• GIVEN DATA
==*==

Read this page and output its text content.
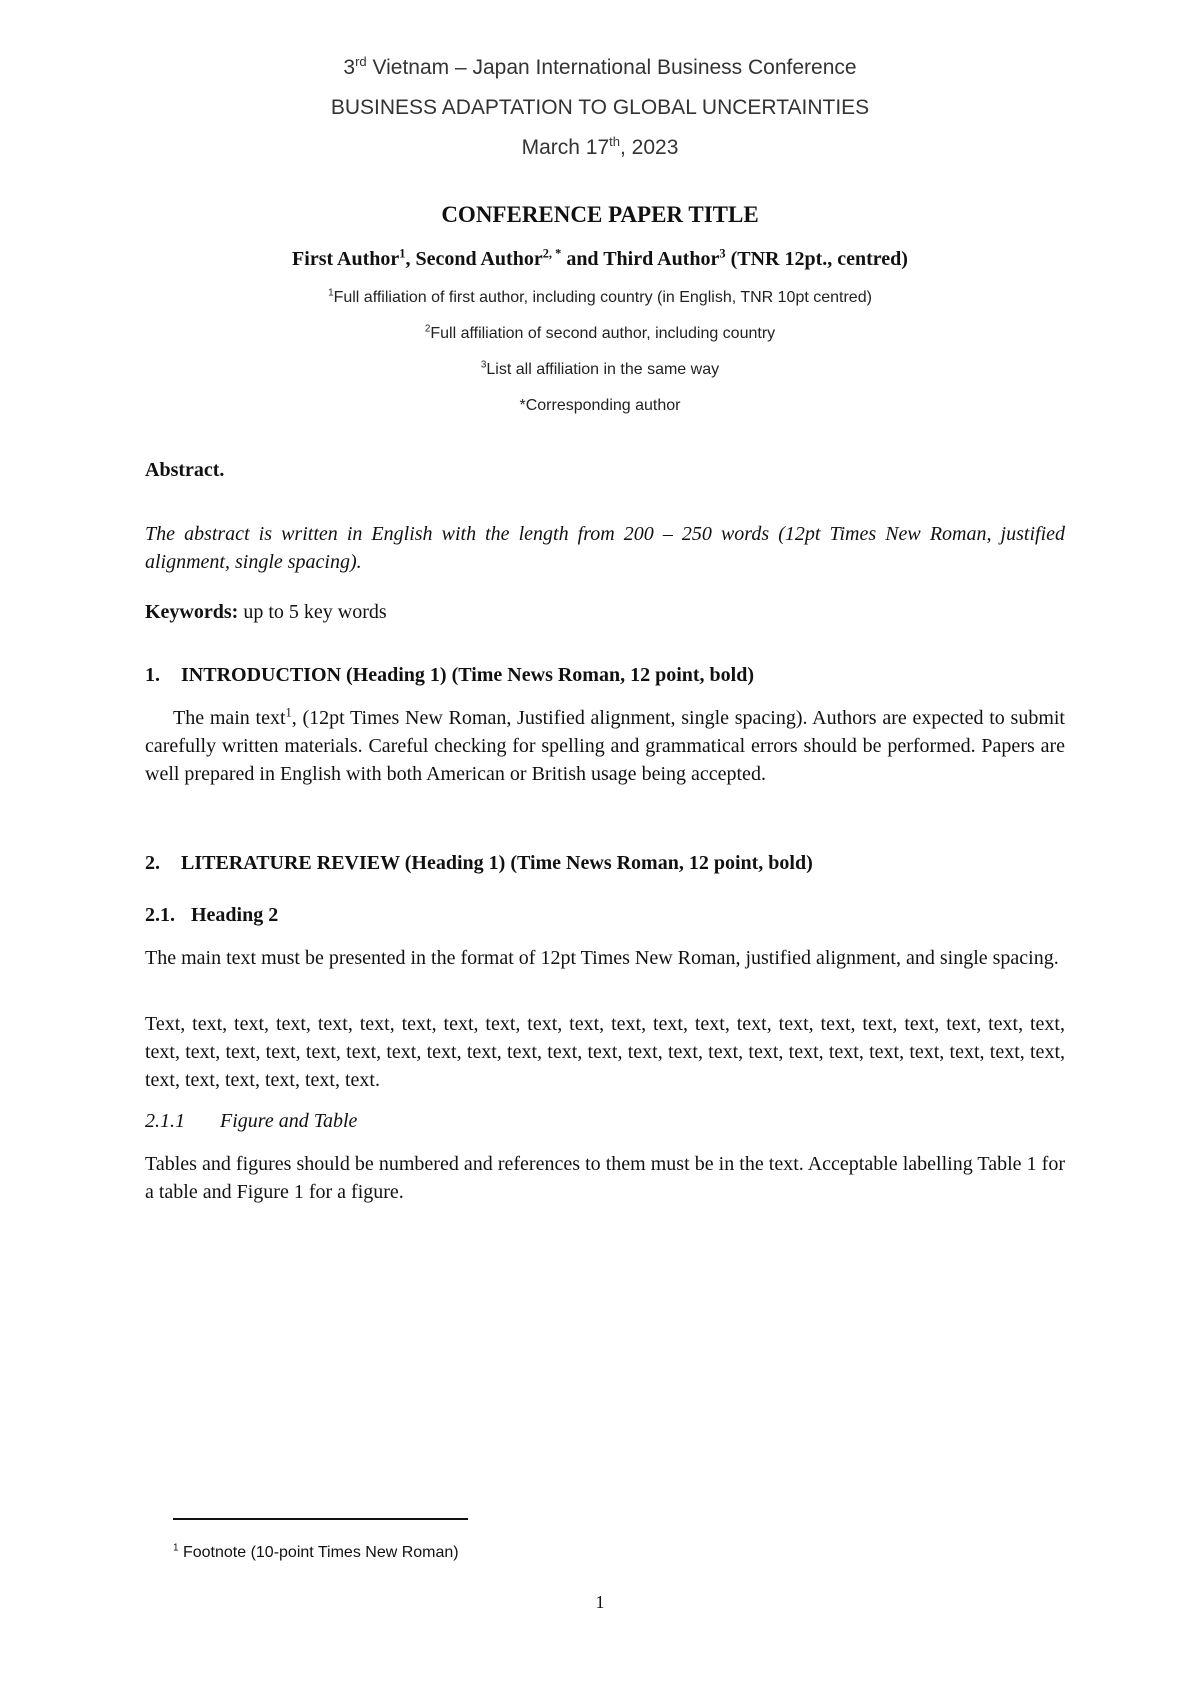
3rd Vietnam – Japan International Business Conference
BUSINESS ADAPTATION TO GLOBAL UNCERTAINTIES
March 17th, 2023
CONFERENCE PAPER TITLE
First Author$^1$, Second Author$^{2, *}$ and Third Author$^3$ (TNR 12pt., centred)
$^1$Full affiliation of first author, including country (in English, TNR 10pt centred)
$^2$Full affiliation of second author, including country
$^3$List all affiliation in the same way
*Corresponding author
Abstract.
The abstract is written in English with the length from 200 – 250 words (12pt Times New Roman, justified alignment, single spacing).
Keywords: up to 5 key words
1. INTRODUCTION (Heading 1) (Time News Roman, 12 point, bold)
The main text$^1$, (12pt Times New Roman, Justified alignment, single spacing). Authors are expected to submit carefully written materials. Careful checking for spelling and grammatical errors should be performed. Papers are well prepared in English with both American or British usage being accepted.
2. LITERATURE REVIEW (Heading 1) (Time News Roman, 12 point, bold)
2.1. Heading 2
The main text must be presented in the format of 12pt Times New Roman, justified alignment, and single spacing.
Text, text, text, text, text, text, text, text, text, text, text, text, text, text, text, text, text, text, text, text, text, text, text, text, text, text, text, text, text, text, text, text, text, text, text, text, text, text, text, text, text, text, text, text, text, text, text, text, text, text, text.
2.1.1 Figure and Table
Tables and figures should be numbered and references to them must be in the text. Acceptable labelling Table 1 for a table and Figure 1 for a figure.
$^1$ Footnote (10-point Times New Roman)
1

==*==

• CHALLENGE
State how many lines of the listing above hold the word "single", with nothing but the number.

• EXERCISE RESPONSE
3